- _Requirements_: Where does the string "osoby" appear? Copy every line of the entries below that holds it.

[Dataset entries]
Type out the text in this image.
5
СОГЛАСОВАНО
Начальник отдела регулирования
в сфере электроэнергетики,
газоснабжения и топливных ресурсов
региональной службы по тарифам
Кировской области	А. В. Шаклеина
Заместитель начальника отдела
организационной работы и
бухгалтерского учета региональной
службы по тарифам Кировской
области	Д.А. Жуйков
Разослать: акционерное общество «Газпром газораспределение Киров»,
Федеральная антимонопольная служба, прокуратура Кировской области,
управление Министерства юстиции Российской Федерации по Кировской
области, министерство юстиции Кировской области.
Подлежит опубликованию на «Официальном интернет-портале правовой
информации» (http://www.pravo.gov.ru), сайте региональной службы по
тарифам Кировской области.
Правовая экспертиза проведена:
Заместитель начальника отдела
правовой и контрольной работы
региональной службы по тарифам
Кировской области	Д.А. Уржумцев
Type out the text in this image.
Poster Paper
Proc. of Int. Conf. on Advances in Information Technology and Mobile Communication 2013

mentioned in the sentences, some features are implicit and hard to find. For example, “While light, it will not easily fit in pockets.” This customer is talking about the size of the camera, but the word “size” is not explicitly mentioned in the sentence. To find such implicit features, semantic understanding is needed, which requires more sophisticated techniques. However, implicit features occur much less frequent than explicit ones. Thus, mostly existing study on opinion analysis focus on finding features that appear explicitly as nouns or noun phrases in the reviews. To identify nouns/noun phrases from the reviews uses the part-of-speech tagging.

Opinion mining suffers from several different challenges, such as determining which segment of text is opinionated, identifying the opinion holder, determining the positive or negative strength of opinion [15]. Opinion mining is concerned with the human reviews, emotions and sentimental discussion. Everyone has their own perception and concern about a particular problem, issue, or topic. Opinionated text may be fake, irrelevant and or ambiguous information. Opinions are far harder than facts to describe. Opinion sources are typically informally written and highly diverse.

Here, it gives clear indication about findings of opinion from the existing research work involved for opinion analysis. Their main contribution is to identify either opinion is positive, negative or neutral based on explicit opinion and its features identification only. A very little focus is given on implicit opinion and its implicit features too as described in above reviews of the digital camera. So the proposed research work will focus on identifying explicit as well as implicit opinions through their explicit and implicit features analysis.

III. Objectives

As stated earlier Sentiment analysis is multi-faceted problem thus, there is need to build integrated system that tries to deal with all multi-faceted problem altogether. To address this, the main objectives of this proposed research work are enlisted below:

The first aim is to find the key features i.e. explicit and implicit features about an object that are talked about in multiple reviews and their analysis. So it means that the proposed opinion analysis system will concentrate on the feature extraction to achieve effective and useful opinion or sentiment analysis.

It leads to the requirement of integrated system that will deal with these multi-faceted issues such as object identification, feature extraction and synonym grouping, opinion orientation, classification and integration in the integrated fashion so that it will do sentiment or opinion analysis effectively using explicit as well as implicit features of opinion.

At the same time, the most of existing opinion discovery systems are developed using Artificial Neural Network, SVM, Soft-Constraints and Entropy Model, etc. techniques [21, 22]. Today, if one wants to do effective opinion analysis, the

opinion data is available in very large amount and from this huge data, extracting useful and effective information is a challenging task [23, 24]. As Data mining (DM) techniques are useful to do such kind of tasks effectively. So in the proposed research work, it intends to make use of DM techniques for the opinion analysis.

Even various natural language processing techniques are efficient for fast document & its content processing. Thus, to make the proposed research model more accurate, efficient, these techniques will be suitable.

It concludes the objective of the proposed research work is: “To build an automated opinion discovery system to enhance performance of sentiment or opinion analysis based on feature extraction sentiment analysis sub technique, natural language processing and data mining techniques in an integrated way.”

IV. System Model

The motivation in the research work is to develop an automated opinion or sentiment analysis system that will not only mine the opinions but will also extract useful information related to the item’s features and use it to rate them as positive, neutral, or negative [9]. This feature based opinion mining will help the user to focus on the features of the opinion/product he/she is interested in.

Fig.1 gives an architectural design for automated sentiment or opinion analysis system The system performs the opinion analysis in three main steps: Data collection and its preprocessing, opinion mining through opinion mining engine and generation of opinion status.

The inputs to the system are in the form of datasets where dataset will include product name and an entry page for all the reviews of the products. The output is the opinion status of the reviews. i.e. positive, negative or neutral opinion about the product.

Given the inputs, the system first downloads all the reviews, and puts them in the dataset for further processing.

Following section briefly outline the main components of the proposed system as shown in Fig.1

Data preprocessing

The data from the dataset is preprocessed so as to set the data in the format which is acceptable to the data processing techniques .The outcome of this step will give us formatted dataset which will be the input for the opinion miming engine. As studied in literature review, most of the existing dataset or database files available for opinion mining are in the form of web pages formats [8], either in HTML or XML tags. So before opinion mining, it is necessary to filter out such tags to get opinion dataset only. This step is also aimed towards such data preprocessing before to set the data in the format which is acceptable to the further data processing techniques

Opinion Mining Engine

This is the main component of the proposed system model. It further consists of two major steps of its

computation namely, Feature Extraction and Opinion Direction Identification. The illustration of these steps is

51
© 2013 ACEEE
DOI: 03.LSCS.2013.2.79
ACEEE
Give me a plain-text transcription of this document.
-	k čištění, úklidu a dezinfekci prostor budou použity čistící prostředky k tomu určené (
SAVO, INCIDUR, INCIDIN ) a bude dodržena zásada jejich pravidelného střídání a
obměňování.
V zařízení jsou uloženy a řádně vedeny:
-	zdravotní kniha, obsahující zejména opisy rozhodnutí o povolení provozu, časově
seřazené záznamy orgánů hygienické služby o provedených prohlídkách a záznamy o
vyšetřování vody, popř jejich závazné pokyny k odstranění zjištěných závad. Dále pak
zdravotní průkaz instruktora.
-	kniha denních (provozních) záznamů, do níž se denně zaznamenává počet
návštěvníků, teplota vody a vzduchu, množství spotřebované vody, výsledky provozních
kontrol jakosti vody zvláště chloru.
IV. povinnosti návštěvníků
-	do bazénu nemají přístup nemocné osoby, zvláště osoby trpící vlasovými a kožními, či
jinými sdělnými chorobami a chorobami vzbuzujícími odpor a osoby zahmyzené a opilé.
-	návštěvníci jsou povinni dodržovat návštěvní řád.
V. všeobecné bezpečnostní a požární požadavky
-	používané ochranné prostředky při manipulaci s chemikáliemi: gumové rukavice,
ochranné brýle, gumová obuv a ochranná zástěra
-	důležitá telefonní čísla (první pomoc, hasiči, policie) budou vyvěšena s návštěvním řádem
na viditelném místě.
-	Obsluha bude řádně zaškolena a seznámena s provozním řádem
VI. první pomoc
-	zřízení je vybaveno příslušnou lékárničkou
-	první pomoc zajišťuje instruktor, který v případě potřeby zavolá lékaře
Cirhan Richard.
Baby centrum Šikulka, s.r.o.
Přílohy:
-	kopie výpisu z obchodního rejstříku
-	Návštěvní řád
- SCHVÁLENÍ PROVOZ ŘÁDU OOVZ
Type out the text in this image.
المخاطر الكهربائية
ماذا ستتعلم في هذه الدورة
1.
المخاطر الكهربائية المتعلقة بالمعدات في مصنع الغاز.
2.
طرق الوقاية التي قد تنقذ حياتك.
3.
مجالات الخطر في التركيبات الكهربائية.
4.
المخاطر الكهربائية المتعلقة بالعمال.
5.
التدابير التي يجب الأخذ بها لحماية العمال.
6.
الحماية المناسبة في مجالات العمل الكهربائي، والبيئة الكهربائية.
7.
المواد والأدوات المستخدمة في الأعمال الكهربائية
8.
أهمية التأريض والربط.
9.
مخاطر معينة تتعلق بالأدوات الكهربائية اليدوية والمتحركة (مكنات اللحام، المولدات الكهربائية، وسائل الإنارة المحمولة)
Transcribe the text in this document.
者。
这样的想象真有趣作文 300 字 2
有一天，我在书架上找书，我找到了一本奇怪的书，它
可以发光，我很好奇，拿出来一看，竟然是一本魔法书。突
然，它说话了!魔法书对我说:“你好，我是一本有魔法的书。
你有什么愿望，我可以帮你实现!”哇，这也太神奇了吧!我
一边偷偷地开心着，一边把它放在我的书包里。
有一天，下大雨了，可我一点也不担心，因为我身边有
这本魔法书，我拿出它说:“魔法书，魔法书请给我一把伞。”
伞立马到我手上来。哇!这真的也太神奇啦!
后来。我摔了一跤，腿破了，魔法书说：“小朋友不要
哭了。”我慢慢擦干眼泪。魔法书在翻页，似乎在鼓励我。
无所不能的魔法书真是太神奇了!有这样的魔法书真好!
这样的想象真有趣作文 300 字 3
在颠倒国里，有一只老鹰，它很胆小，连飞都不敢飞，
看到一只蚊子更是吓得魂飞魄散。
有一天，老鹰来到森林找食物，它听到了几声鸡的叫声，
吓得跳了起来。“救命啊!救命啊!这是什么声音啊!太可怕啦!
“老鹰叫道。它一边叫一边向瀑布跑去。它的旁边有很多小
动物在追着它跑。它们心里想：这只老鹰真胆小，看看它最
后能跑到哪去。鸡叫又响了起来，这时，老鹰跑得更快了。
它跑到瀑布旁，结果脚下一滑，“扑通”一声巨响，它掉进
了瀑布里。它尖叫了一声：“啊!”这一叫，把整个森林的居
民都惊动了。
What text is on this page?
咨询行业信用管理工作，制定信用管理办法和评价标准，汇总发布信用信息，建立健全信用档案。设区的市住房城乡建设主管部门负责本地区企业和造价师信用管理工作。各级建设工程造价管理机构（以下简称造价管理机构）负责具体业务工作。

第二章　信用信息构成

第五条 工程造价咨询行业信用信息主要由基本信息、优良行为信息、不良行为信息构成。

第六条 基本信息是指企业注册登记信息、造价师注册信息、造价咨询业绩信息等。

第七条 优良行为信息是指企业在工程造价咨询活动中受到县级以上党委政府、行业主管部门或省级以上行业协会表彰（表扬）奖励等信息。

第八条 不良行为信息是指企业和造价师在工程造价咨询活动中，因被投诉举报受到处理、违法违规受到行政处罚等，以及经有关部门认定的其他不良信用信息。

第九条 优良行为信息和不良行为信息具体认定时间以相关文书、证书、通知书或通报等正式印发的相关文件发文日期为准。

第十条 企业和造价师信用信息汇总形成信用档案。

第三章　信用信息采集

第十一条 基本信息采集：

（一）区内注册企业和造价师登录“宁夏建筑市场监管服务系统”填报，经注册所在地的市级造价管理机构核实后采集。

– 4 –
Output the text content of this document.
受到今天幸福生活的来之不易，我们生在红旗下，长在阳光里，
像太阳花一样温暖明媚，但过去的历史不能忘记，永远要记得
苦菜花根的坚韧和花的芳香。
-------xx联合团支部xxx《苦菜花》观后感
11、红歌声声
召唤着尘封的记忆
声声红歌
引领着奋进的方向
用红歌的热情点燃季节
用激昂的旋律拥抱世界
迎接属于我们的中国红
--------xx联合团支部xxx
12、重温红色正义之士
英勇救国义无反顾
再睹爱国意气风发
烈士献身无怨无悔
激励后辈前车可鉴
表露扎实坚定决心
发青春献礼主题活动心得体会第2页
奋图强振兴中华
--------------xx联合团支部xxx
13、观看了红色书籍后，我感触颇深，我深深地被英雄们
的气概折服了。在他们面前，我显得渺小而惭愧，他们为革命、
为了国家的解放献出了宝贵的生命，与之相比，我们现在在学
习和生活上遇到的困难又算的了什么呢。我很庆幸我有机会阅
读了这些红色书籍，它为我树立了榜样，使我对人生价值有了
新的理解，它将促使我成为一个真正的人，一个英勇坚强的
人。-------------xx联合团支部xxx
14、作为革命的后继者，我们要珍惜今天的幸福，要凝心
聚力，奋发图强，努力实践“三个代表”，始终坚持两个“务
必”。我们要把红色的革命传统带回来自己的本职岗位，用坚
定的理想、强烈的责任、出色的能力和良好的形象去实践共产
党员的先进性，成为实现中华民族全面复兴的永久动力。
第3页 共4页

- _Result for this task_:
-	do bazénu nemají přístup nemocné osoby, zvláště osoby trpící vlasovými a kožními, či
jinými sdělnými chorobami a chorobami vzbuzujícími odpor a osoby zahmyzené a opilé.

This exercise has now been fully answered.